» What to do
Print the data exactly, leaving nothing out.
++++ Data ++++
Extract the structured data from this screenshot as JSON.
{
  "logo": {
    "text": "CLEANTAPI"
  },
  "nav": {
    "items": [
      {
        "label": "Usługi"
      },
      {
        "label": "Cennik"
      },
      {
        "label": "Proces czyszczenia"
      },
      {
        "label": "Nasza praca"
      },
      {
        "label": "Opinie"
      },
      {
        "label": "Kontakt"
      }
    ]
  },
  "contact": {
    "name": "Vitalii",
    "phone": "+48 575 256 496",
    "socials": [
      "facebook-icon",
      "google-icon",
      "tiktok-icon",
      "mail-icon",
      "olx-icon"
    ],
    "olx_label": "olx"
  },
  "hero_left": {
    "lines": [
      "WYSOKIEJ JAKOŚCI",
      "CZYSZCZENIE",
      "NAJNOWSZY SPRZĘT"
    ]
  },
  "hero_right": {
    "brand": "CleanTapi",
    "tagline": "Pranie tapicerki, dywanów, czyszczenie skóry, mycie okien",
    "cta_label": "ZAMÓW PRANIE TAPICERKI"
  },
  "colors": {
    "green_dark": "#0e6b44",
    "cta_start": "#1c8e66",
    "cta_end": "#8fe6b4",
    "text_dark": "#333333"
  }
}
++++
» Task response
Extract the structured data from this screenshot as JSON.
{
  "logo": {
    "text": "CLEANTAPI"
  },
  "nav": {
    "items": [
      {
        "label": "Usługi"
      },
      {
        "label": "Cennik"
      },
      {
        "label": "Proces czyszczenia"
      },
      {
        "label": "Nasza praca"
      },
      {
        "label": "Opinie"
      },
      {
        "label": "Kontakt"
      }
    ]
  },
  "contact": {
    "name": "Vitalii",
    "phone": "+48 575 256 496",
    "socials": [
      "facebook-icon",
      "google-icon",
      "tiktok-icon",
      "mail-icon",
      "olx-icon"
    ],
    "olx_label": "olx"
  },
  "hero_left": {
    "lines": [
      "WYSOKIEJ JAKOŚCI",
      "CZYSZCZENIE",
      "NAJNOWSZY SPRZĘT"
    ]
  },
  "hero_right": {
    "brand": "CleanTapi",
    "tagline": "Pranie tapicerki, dywanów, czyszczenie skóry, mycie okien",
    "cta_label": "ZAMÓW PRANIE TAPICERKI"
  },
  "colors": {
    "green_dark": "#0e6b44",
    "cta_start": "#1c8e66",
    "cta_end": "#8fe6b4",
    "text_dark": "#333333"
  }
}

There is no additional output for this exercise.